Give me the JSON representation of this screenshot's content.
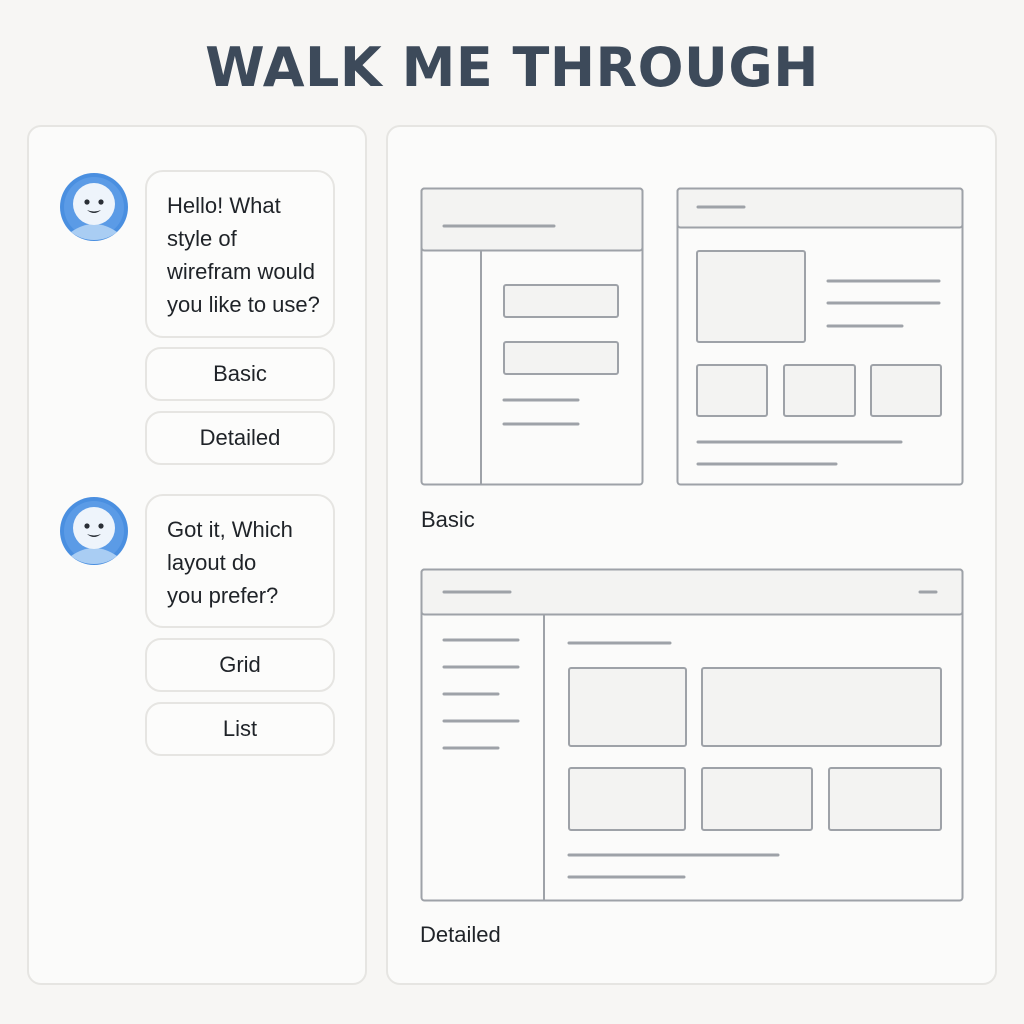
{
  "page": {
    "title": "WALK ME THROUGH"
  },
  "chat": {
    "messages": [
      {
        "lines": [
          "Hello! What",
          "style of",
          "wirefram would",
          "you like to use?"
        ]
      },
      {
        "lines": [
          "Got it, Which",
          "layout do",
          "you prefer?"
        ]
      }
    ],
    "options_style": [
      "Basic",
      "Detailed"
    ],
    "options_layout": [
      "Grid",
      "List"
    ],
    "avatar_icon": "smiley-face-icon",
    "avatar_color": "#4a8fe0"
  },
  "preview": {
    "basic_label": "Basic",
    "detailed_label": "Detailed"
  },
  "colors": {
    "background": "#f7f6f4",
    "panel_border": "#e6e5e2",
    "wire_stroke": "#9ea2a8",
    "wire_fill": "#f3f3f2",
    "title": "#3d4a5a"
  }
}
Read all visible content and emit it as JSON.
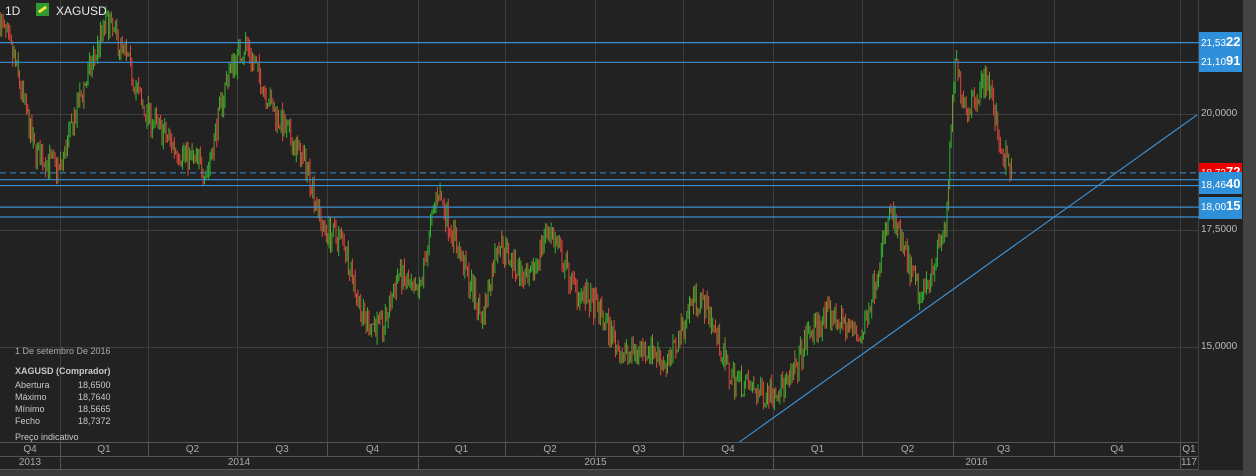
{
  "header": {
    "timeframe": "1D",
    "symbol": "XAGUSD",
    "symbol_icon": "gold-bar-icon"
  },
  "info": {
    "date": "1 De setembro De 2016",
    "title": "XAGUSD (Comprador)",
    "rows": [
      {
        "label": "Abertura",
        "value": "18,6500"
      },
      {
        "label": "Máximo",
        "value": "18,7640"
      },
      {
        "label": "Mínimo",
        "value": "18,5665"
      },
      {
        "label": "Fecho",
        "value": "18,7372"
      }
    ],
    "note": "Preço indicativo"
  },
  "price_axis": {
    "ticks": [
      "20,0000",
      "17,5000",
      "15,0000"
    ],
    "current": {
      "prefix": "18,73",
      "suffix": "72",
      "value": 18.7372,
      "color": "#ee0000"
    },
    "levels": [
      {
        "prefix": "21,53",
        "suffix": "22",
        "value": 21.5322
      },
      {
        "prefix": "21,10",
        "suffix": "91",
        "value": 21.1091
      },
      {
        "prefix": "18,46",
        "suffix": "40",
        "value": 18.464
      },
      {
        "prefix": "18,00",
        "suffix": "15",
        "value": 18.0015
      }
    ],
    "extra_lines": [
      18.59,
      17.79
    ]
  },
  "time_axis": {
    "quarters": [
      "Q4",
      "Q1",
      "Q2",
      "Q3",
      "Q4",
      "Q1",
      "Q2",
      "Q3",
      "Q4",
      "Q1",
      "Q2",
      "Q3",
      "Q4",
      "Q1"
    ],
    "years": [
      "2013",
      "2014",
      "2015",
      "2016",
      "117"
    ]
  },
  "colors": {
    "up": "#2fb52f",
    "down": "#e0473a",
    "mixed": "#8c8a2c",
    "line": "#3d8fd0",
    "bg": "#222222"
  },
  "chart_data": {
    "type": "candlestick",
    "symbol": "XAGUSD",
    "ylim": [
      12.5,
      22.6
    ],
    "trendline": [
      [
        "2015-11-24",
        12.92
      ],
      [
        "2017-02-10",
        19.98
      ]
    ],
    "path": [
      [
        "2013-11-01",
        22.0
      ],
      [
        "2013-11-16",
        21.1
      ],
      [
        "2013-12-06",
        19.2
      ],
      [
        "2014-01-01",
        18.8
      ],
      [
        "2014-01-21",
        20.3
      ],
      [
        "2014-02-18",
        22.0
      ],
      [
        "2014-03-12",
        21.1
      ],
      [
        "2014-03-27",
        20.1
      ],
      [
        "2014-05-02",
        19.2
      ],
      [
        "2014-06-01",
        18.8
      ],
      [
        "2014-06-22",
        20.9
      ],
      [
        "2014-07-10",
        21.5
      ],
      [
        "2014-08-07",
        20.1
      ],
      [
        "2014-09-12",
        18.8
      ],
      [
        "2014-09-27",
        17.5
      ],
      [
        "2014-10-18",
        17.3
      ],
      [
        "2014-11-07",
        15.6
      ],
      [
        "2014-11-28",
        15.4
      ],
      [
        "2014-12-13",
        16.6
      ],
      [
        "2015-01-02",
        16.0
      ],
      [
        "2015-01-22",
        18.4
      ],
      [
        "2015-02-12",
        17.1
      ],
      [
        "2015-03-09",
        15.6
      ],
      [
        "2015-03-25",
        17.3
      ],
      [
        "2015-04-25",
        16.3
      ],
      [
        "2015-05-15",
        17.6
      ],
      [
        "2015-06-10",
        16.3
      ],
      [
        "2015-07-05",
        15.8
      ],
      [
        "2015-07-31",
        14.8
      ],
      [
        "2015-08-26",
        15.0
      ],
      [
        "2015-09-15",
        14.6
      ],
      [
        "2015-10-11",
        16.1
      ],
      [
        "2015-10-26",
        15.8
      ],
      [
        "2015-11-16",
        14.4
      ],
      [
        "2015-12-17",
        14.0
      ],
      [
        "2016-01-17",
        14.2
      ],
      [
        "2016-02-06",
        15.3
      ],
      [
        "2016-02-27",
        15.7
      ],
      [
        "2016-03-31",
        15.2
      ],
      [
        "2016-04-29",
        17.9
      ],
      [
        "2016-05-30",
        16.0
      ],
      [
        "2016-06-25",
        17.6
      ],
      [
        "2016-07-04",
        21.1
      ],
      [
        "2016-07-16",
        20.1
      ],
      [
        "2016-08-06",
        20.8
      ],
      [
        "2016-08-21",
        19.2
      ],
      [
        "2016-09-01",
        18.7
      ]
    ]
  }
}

───

WHAT YOU ARE ASKED TO DO ▸ Tally up the lines in the records that contain the word "suffix" and give only the total.

TASK RESULT ▸ 5